• EXERCISE MATERIALS
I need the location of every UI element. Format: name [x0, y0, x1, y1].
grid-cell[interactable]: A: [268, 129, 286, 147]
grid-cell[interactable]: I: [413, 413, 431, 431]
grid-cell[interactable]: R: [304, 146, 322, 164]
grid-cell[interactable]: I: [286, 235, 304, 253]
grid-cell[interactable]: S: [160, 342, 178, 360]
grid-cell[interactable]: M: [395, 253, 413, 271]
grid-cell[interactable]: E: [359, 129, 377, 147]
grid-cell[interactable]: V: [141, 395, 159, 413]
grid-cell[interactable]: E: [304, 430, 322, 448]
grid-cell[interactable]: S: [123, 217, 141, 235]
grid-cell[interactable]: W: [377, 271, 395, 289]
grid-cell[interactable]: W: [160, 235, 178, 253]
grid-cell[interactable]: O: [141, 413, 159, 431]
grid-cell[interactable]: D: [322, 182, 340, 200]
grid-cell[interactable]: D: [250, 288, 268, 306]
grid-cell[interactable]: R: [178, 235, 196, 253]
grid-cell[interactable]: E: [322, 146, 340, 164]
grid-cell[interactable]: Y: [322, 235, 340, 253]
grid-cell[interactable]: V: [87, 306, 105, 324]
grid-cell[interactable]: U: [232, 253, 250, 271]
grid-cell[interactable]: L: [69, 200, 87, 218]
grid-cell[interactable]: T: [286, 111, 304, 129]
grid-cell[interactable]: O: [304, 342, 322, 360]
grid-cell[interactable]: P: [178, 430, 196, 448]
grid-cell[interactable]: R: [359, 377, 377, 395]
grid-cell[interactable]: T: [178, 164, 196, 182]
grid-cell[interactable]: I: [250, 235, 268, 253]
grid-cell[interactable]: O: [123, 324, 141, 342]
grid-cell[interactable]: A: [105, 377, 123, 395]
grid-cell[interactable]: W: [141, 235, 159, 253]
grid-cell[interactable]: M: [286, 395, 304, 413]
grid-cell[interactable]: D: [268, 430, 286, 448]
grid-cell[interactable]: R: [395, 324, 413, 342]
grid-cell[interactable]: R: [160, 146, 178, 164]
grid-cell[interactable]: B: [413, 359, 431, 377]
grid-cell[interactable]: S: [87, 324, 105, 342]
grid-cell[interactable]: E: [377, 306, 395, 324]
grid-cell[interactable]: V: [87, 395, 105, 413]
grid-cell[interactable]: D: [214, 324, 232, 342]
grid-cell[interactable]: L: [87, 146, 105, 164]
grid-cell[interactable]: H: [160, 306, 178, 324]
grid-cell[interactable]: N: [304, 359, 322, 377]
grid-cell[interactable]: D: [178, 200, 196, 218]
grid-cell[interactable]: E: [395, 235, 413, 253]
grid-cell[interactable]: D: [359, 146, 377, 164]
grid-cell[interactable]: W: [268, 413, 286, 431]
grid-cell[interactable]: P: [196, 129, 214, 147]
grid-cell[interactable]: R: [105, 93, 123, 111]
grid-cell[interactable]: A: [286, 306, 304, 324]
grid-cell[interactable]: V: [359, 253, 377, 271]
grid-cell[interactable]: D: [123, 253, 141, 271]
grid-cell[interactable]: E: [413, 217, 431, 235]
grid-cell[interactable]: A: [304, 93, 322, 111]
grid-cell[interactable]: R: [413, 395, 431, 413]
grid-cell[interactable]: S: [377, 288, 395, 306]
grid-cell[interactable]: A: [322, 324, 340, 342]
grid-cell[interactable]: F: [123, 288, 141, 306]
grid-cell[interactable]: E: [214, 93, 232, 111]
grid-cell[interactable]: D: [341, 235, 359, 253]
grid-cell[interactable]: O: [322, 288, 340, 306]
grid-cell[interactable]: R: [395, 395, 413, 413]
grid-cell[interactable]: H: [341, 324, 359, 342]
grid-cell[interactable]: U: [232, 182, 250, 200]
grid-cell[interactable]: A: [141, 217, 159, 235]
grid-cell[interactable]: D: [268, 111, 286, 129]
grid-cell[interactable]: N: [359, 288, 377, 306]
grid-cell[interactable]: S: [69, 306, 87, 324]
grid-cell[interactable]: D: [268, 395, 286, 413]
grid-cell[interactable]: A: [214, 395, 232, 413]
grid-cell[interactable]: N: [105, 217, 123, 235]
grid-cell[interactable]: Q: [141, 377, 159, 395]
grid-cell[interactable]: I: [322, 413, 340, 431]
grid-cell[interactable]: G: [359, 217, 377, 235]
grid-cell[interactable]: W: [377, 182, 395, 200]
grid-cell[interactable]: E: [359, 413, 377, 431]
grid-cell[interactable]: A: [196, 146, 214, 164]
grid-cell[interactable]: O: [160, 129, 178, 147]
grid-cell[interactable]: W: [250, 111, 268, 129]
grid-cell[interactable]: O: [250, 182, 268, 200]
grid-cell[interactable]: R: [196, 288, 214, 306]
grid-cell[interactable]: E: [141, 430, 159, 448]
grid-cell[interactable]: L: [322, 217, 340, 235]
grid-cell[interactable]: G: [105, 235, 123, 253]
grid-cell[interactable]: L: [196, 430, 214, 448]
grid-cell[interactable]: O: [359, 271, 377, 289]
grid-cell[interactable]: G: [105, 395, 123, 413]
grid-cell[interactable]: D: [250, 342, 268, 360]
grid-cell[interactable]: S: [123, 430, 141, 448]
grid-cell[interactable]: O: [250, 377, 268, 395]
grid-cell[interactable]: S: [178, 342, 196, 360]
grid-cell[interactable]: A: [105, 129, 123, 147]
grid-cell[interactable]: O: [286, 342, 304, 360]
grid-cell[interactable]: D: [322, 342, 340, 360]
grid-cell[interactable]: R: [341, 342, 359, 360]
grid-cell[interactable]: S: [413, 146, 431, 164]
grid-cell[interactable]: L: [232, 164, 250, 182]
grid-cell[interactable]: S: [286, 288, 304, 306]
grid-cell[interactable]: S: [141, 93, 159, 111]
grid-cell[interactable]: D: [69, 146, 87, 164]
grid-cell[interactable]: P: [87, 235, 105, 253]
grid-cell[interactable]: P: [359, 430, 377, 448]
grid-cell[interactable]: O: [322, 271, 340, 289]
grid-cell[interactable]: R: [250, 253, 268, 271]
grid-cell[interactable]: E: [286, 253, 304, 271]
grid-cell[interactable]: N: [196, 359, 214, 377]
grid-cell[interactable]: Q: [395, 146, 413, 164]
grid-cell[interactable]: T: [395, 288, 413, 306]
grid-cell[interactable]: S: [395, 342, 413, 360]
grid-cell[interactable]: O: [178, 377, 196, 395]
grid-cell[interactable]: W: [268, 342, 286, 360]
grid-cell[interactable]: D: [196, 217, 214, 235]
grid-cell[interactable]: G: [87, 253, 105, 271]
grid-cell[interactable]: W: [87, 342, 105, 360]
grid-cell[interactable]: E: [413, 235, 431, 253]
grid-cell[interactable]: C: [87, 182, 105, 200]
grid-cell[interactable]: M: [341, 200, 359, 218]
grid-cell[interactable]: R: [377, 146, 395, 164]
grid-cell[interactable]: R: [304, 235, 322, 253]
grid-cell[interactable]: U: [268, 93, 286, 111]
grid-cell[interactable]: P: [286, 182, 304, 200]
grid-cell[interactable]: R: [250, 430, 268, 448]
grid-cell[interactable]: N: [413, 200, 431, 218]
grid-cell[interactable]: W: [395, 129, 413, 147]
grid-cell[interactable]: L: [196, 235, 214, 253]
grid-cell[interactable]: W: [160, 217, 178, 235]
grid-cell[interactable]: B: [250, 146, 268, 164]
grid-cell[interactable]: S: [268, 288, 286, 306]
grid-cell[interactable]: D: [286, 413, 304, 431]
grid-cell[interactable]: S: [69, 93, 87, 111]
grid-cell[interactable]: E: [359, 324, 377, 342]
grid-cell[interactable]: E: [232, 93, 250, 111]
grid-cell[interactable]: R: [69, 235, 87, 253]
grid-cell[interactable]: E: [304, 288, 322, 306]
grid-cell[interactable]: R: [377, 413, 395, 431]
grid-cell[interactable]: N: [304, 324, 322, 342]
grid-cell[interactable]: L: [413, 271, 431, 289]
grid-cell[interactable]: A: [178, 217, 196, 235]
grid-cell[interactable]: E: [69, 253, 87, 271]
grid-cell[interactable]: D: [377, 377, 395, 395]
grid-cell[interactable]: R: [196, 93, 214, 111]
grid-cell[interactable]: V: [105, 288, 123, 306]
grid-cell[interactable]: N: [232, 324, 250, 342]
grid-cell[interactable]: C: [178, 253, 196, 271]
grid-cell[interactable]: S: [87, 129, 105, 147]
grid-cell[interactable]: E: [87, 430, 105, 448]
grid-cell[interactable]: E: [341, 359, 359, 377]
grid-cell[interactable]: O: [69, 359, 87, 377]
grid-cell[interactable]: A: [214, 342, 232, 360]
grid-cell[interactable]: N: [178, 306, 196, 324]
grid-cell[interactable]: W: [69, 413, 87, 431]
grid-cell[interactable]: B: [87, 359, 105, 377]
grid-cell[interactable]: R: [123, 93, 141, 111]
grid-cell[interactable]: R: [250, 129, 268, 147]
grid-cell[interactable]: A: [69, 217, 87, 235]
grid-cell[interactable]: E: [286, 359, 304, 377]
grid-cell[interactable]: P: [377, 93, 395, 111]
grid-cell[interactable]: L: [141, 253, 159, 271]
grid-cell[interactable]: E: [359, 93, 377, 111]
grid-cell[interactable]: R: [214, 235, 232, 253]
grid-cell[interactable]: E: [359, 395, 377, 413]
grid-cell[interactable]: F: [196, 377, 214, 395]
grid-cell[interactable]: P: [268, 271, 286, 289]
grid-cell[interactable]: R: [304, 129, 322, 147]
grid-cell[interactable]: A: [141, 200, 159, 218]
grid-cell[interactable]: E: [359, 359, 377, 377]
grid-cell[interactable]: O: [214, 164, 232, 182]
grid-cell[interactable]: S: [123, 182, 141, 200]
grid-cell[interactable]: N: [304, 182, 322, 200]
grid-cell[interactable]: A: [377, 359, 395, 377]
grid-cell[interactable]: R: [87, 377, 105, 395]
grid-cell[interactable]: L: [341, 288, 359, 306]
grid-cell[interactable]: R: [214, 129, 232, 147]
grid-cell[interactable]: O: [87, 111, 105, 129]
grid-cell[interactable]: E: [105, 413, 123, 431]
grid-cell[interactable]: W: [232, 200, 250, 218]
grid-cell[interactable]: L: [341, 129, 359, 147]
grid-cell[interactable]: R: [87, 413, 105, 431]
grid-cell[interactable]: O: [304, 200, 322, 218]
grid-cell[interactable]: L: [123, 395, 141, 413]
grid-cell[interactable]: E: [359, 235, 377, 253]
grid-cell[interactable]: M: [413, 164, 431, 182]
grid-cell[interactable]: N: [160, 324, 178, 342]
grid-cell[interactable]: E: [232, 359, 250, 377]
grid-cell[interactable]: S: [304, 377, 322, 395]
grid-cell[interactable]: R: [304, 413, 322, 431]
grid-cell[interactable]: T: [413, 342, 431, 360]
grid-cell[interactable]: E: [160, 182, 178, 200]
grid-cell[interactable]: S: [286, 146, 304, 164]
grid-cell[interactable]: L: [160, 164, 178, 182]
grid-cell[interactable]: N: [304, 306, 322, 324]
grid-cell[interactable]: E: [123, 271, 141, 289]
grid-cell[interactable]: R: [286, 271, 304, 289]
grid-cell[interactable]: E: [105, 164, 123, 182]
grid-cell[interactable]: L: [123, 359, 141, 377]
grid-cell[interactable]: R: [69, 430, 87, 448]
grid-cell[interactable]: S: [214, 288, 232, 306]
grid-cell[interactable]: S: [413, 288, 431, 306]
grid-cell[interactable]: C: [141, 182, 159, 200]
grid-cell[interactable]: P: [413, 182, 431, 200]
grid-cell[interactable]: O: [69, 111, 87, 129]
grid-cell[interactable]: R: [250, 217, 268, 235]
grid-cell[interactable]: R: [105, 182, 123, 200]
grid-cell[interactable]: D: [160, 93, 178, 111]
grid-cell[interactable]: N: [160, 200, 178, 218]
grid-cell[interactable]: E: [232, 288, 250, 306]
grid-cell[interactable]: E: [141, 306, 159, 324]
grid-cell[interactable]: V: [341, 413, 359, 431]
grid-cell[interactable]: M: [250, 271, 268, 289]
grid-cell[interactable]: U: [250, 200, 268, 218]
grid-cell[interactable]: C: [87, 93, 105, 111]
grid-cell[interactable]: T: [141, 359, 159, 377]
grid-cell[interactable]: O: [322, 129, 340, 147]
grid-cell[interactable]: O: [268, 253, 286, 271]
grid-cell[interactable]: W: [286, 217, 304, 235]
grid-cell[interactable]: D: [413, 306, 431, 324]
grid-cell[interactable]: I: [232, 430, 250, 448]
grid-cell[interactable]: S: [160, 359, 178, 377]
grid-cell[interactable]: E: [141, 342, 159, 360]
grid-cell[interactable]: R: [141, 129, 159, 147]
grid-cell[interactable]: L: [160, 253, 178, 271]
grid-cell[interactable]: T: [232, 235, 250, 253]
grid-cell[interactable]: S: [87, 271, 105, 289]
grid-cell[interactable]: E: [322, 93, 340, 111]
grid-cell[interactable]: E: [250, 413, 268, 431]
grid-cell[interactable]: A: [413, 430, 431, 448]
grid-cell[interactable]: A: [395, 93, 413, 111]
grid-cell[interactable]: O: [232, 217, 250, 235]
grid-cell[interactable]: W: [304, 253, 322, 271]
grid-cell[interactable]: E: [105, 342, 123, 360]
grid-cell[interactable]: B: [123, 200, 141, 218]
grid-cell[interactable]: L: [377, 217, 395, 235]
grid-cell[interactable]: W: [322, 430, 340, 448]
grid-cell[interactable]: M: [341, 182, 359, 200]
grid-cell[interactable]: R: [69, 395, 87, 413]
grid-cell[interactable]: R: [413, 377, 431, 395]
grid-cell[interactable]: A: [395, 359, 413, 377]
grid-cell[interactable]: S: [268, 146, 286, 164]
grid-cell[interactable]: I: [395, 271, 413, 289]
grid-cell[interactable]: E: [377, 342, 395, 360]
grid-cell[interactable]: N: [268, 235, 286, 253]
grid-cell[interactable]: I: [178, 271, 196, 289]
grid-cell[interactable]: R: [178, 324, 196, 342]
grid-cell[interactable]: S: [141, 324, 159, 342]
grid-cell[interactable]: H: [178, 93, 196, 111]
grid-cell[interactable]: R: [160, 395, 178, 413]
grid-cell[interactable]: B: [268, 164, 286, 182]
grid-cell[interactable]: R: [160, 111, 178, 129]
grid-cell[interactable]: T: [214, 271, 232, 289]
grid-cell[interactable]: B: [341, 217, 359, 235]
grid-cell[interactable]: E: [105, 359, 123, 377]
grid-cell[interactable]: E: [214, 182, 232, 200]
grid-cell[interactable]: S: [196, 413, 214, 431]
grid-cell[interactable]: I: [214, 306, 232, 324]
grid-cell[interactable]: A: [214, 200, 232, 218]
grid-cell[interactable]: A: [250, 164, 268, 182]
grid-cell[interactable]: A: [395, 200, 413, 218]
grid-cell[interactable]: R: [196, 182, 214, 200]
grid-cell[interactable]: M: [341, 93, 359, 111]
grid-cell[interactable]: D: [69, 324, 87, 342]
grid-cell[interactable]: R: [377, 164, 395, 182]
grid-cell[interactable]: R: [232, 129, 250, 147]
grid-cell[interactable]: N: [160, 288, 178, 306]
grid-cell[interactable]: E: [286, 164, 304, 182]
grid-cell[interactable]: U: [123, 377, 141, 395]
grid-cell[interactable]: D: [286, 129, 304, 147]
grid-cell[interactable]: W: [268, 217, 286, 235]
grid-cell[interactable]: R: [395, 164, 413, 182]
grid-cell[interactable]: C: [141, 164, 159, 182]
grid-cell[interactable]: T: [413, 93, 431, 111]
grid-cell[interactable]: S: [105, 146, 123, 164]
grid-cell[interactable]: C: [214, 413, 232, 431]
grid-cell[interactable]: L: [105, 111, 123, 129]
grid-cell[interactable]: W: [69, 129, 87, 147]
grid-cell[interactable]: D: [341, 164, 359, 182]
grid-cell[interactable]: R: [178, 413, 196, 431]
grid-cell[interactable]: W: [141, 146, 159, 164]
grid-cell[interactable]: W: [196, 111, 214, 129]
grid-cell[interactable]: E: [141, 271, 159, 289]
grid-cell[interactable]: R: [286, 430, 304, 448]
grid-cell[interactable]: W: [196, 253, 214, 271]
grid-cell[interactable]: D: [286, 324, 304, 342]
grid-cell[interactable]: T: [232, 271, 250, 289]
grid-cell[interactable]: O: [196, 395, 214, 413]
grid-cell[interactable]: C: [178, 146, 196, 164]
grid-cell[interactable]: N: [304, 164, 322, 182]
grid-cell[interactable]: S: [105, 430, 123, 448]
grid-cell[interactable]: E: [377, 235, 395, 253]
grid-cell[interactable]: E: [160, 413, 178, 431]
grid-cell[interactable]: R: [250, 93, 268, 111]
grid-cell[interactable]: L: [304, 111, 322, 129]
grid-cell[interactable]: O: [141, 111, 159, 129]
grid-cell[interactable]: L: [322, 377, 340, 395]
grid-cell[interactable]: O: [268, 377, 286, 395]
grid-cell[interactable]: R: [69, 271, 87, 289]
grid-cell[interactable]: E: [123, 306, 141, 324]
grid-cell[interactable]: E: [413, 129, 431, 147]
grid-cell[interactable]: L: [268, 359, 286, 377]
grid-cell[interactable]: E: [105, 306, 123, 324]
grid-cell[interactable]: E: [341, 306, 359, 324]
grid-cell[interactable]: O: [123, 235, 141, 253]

• STATED EXERCISE
Express the lines of the entries above, from the first line through the line containing "grid-cell[interactable]: H: [160, 306, 178, 324]", as a JSON list of strings, one string per line and omitting blank lines.

• WRITTEN REPLY
[
  "I need the location of every UI element. Format: name [x0, y0, x1, y1].",
  "grid-cell[interactable]: A: [268, 129, 286, 147]",
  "grid-cell[interactable]: I: [413, 413, 431, 431]",
  "grid-cell[interactable]: R: [304, 146, 322, 164]",
  "grid-cell[interactable]: I: [286, 235, 304, 253]",
  "grid-cell[interactable]: S: [160, 342, 178, 360]",
  "grid-cell[interactable]: M: [395, 253, 413, 271]",
  "grid-cell[interactable]: E: [359, 129, 377, 147]",
  "grid-cell[interactable]: V: [141, 395, 159, 413]",
  "grid-cell[interactable]: E: [304, 430, 322, 448]",
  "grid-cell[interactable]: S: [123, 217, 141, 235]",
  "grid-cell[interactable]: W: [377, 271, 395, 289]",
  "grid-cell[interactable]: W: [160, 235, 178, 253]",
  "grid-cell[interactable]: O: [141, 413, 159, 431]",
  "grid-cell[interactable]: D: [322, 182, 340, 200]",
  "grid-cell[interactable]: D: [250, 288, 268, 306]",
  "grid-cell[interactable]: R: [178, 235, 196, 253]",
  "grid-cell[interactable]: E: [322, 146, 340, 164]",
  "grid-cell[interactable]: Y: [322, 235, 340, 253]",
  "grid-cell[interactable]: V: [87, 306, 105, 324]",
  "grid-cell[interactable]: U: [232, 253, 250, 271]",
  "grid-cell[interactable]: L: [69, 200, 87, 218]",
  "grid-cell[interactable]: T: [286, 111, 304, 129]",
  "grid-cell[interactable]: O: [304, 342, 322, 360]",
  "grid-cell[interactable]: P: [178, 430, 196, 448]",
  "grid-cell[interactable]: R: [359, 377, 377, 395]",
  "grid-cell[interactable]: T: [178, 164, 196, 182]",
  "grid-cell[interactable]: I: [250, 235, 268, 253]",
  "grid-cell[interactable]: O: [123, 324, 141, 342]",
  "grid-cell[interactable]: A: [105, 377, 123, 395]",
  "grid-cell[interactable]: W: [141, 235, 159, 253]",
  "grid-cell[interactable]: M: [286, 395, 304, 413]",
  "grid-cell[interactable]: D: [268, 430, 286, 448]",
  "grid-cell[interactable]: R: [395, 324, 413, 342]",
  "grid-cell[interactable]: R: [160, 146, 178, 164]",
  "grid-cell[interactable]: B: [413, 359, 431, 377]",
  "grid-cell[interactable]: S: [87, 324, 105, 342]",
  "grid-cell[interactable]: E: [377, 306, 395, 324]",
  "grid-cell[interactable]: V: [87, 395, 105, 413]",
  "grid-cell[interactable]: D: [214, 324, 232, 342]",
  "grid-cell[interactable]: L: [87, 146, 105, 164]",
  "grid-cell[interactable]: H: [160, 306, 178, 324]"
]